Set exercise:
Using the listing below, select the lines with the word "title" and copy them.

Material provided:
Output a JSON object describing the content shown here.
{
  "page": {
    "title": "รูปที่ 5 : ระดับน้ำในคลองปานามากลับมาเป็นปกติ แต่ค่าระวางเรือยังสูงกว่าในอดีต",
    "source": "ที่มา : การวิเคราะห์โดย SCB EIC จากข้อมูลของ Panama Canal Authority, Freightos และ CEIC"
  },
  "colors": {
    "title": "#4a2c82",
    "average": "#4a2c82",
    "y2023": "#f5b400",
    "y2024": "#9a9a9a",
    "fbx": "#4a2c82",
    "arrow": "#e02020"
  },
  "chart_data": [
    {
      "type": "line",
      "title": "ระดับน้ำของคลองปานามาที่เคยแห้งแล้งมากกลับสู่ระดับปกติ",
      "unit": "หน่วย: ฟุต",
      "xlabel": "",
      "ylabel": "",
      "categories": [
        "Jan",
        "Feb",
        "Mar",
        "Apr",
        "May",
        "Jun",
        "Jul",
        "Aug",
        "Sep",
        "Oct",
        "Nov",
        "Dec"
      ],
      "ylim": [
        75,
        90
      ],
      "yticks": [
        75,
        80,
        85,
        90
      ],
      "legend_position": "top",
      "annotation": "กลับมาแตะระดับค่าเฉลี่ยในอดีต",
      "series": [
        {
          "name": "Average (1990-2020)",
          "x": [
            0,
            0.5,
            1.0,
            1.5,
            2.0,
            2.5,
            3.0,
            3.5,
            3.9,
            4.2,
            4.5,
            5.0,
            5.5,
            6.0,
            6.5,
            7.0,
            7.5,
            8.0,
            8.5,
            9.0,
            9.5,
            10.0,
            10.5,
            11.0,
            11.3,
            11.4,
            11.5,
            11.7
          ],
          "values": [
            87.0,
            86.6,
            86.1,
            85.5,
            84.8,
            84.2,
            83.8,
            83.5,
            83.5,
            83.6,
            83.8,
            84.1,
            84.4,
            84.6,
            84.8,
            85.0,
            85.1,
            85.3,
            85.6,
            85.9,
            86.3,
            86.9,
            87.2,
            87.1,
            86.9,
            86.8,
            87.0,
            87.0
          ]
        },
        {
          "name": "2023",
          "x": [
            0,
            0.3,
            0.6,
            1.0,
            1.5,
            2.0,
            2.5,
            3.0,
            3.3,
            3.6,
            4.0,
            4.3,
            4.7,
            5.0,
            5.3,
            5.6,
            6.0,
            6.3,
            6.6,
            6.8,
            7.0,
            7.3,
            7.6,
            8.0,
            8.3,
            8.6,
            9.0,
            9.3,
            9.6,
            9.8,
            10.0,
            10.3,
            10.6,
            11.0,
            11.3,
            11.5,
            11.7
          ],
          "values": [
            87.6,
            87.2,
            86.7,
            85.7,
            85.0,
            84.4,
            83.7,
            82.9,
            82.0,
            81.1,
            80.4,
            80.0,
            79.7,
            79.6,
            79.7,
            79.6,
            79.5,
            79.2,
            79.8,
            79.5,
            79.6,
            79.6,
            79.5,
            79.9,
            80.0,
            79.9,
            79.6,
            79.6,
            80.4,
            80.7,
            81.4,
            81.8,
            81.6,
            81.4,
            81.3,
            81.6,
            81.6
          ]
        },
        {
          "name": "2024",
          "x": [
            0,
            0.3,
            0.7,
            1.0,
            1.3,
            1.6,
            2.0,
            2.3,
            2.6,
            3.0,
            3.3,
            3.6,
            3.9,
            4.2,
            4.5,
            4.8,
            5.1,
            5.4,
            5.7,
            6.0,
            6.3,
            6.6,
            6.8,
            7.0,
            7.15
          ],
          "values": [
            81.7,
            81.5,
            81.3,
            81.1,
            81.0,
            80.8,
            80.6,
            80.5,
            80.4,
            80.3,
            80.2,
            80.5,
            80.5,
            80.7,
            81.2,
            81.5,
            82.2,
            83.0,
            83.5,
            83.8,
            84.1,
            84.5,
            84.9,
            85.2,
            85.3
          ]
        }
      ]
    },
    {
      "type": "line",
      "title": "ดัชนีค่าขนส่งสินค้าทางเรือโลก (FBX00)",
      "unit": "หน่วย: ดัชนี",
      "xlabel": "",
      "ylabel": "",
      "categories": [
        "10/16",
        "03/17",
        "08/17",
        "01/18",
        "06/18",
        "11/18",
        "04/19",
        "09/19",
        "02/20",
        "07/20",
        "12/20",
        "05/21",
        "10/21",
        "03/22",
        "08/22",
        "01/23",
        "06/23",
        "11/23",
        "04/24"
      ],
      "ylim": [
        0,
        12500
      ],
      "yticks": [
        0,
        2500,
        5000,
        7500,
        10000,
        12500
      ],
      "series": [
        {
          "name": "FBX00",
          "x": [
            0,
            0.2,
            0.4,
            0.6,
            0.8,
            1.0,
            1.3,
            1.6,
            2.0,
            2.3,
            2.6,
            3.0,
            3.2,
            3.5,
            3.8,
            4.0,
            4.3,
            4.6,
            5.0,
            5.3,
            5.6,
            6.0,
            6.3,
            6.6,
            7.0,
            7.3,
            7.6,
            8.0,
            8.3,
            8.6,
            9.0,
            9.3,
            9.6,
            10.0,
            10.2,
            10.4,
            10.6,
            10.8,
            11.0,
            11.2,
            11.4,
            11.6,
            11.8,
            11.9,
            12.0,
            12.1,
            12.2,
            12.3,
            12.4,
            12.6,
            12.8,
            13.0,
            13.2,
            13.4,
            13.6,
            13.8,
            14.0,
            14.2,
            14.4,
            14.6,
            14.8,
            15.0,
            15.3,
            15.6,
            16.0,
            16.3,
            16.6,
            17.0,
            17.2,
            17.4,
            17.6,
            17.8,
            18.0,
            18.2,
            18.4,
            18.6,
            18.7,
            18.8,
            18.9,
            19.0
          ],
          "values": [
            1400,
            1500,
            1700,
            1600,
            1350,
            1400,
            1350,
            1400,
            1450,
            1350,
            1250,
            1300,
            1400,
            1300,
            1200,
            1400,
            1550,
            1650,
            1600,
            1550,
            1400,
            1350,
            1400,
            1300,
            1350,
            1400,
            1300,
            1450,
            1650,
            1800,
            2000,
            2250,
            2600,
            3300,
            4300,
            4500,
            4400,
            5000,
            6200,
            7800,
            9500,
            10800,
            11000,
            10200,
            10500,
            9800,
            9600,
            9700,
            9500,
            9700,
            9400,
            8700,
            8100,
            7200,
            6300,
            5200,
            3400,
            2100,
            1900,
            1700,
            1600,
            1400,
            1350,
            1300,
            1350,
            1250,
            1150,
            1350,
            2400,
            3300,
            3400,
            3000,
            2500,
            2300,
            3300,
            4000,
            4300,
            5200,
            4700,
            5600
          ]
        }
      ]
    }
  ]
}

Response:
    "title": "รูปที่ 5 : ระดับน้ำในคลองปานามากลับมาเป็นปกติ แต่ค่าระวางเรือยังสูงกว่าในอดีต",
    "title": "#4a2c82",
      "title": "ระดับน้ำของคลองปานามาที่เคยแห้งแล้งมากกลับสู่ระดับปกติ",
      "title": "ดัชนีค่าขนส่งสินค้าทางเรือโลก (FBX00)",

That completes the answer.